> [Objective] Count the lines that hold the string "ratio". Reply with the number alone.

> [Task material]
● ● ● ● ●
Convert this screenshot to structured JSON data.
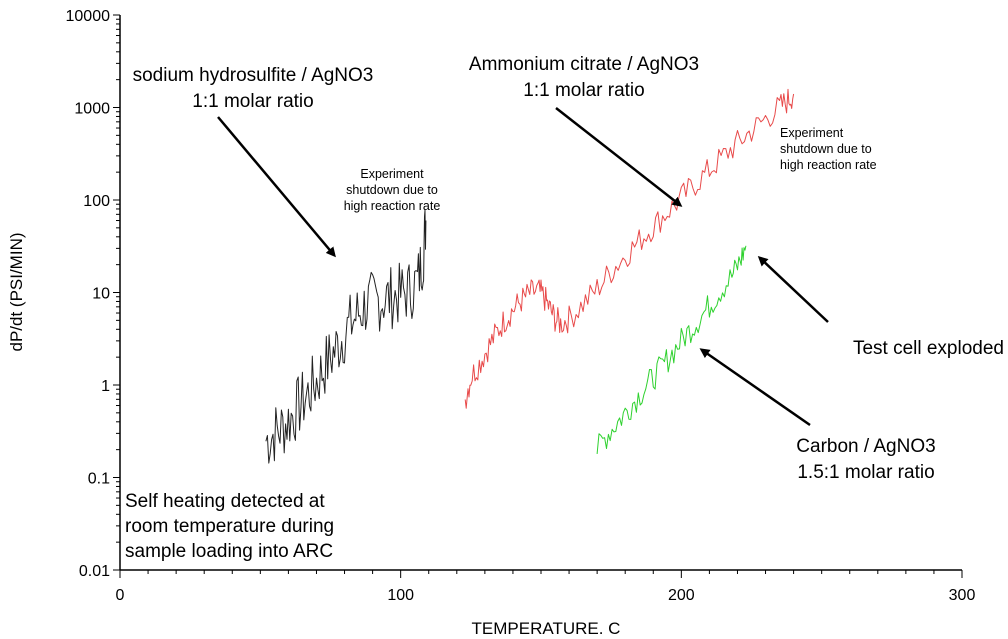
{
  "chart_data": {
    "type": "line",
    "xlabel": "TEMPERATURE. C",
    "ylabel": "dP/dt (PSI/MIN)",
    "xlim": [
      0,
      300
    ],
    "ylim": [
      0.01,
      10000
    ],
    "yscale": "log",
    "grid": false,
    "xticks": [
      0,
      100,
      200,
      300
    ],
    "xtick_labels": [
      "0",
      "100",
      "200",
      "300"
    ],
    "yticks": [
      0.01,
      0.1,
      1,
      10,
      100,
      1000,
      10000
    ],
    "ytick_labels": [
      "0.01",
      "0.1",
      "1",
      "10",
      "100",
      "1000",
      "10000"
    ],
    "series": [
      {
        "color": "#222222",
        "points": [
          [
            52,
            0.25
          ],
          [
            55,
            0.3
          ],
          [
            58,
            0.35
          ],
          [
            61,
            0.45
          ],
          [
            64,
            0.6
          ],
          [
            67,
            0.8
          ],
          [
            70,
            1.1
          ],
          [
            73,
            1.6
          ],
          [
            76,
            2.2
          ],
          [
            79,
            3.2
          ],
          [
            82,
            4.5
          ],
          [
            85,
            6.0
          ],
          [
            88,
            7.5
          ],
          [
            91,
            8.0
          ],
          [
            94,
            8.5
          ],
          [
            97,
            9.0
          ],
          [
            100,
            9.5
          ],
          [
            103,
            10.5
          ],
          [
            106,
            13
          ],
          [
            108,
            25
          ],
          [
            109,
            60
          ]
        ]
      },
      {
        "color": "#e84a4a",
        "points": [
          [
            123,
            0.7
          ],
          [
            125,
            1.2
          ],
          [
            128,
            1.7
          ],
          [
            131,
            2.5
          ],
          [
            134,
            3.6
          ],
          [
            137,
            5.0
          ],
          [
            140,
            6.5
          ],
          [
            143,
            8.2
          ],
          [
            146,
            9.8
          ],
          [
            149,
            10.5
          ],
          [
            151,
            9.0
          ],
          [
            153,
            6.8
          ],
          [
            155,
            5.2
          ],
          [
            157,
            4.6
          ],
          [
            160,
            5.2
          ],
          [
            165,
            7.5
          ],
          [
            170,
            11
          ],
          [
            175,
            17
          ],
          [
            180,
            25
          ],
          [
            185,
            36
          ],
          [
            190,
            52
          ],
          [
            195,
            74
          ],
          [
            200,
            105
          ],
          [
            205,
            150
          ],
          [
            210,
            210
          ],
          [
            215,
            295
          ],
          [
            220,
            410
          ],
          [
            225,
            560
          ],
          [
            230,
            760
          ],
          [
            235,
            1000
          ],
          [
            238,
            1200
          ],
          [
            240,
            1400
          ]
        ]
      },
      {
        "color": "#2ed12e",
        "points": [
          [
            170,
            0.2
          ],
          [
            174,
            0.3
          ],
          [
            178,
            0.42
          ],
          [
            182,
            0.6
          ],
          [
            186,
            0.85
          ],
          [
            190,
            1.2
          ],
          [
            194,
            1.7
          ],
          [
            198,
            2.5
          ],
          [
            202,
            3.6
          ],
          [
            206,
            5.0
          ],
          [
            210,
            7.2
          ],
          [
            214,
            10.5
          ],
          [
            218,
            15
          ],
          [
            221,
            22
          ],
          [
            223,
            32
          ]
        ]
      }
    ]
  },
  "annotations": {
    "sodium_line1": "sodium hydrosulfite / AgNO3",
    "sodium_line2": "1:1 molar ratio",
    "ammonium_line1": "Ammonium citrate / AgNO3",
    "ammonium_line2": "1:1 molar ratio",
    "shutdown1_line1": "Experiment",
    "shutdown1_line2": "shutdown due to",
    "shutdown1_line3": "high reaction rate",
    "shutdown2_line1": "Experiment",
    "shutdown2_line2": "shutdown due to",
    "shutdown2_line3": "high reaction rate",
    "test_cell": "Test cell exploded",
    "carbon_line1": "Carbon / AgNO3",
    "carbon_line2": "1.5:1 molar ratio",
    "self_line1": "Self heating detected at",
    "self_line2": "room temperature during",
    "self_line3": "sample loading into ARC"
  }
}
● ● ● ● ●
> [Final result] 3